## BRIEF:
Restate the listing below word for word, omitting any images.

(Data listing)
* START *

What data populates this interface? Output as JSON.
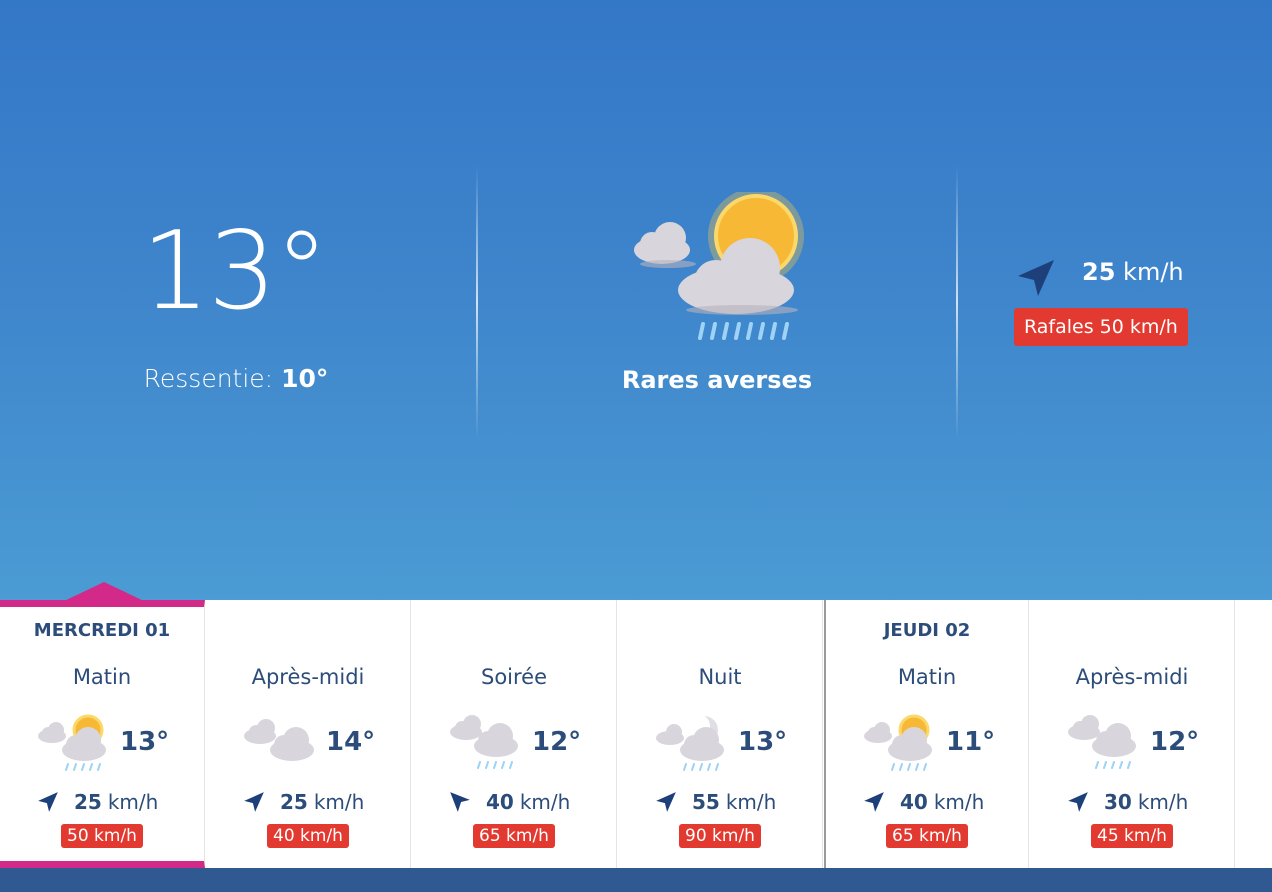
{
  "current": {
    "temperature": "13°",
    "feels_label": "Ressentie:",
    "feels_value": "10°",
    "condition": "Rares averses",
    "condition_icon": "sun-cloud-rain-icon",
    "wind_speed": "25",
    "wind_unit": "km/h",
    "gust": "Rafales 50 km/h"
  },
  "colors": {
    "hero_top": "#3377c7",
    "hero_bottom": "#4b9bd4",
    "text_dark": "#2c4c79",
    "gust_red": "#e23a30",
    "active_pink": "#d32a89",
    "footer": "#2f5990"
  },
  "forecast": [
    {
      "day": "MERCREDI 01",
      "period": "Matin",
      "icon": "sun-cloud-rain-icon",
      "temp": "13°",
      "wind": "25",
      "unit": "km/h",
      "gust": "50 km/h",
      "active": true
    },
    {
      "day": "",
      "period": "Après-midi",
      "icon": "clouds-icon",
      "temp": "14°",
      "wind": "25",
      "unit": "km/h",
      "gust": "40 km/h"
    },
    {
      "day": "",
      "period": "Soirée",
      "icon": "cloud-rain-icon",
      "temp": "12°",
      "wind": "40",
      "unit": "km/h",
      "gust": "65 km/h"
    },
    {
      "day": "",
      "period": "Nuit",
      "icon": "moon-cloud-rain-icon",
      "temp": "13°",
      "wind": "55",
      "unit": "km/h",
      "gust": "90 km/h"
    },
    {
      "day": "JEUDI 02",
      "period": "Matin",
      "icon": "sun-cloud-rain-icon",
      "temp": "11°",
      "wind": "40",
      "unit": "km/h",
      "gust": "65 km/h"
    },
    {
      "day": "",
      "period": "Après-midi",
      "icon": "cloud-rain-icon",
      "temp": "12°",
      "wind": "30",
      "unit": "km/h",
      "gust": "45 km/h"
    }
  ]
}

* END *

## OUTPUT FOR THIS TASK:
What data populates this interface? Output as JSON.
{
  "current": {
    "temperature": "13°",
    "feels_label": "Ressentie:",
    "feels_value": "10°",
    "condition": "Rares averses",
    "condition_icon": "sun-cloud-rain-icon",
    "wind_speed": "25",
    "wind_unit": "km/h",
    "gust": "Rafales 50 km/h"
  },
  "colors": {
    "hero_top": "#3377c7",
    "hero_bottom": "#4b9bd4",
    "text_dark": "#2c4c79",
    "gust_red": "#e23a30",
    "active_pink": "#d32a89",
    "footer": "#2f5990"
  },
  "forecast": [
    {
      "day": "MERCREDI 01",
      "period": "Matin",
      "icon": "sun-cloud-rain-icon",
      "temp": "13°",
      "wind": "25",
      "unit": "km/h",
      "gust": "50 km/h",
      "active": true
    },
    {
      "day": "",
      "period": "Après-midi",
      "icon": "clouds-icon",
      "temp": "14°",
      "wind": "25",
      "unit": "km/h",
      "gust": "40 km/h"
    },
    {
      "day": "",
      "period": "Soirée",
      "icon": "cloud-rain-icon",
      "temp": "12°",
      "wind": "40",
      "unit": "km/h",
      "gust": "65 km/h"
    },
    {
      "day": "",
      "period": "Nuit",
      "icon": "moon-cloud-rain-icon",
      "temp": "13°",
      "wind": "55",
      "unit": "km/h",
      "gust": "90 km/h"
    },
    {
      "day": "JEUDI 02",
      "period": "Matin",
      "icon": "sun-cloud-rain-icon",
      "temp": "11°",
      "wind": "40",
      "unit": "km/h",
      "gust": "65 km/h"
    },
    {
      "day": "",
      "period": "Après-midi",
      "icon": "cloud-rain-icon",
      "temp": "12°",
      "wind": "30",
      "unit": "km/h",
      "gust": "45 km/h"
    }
  ]
}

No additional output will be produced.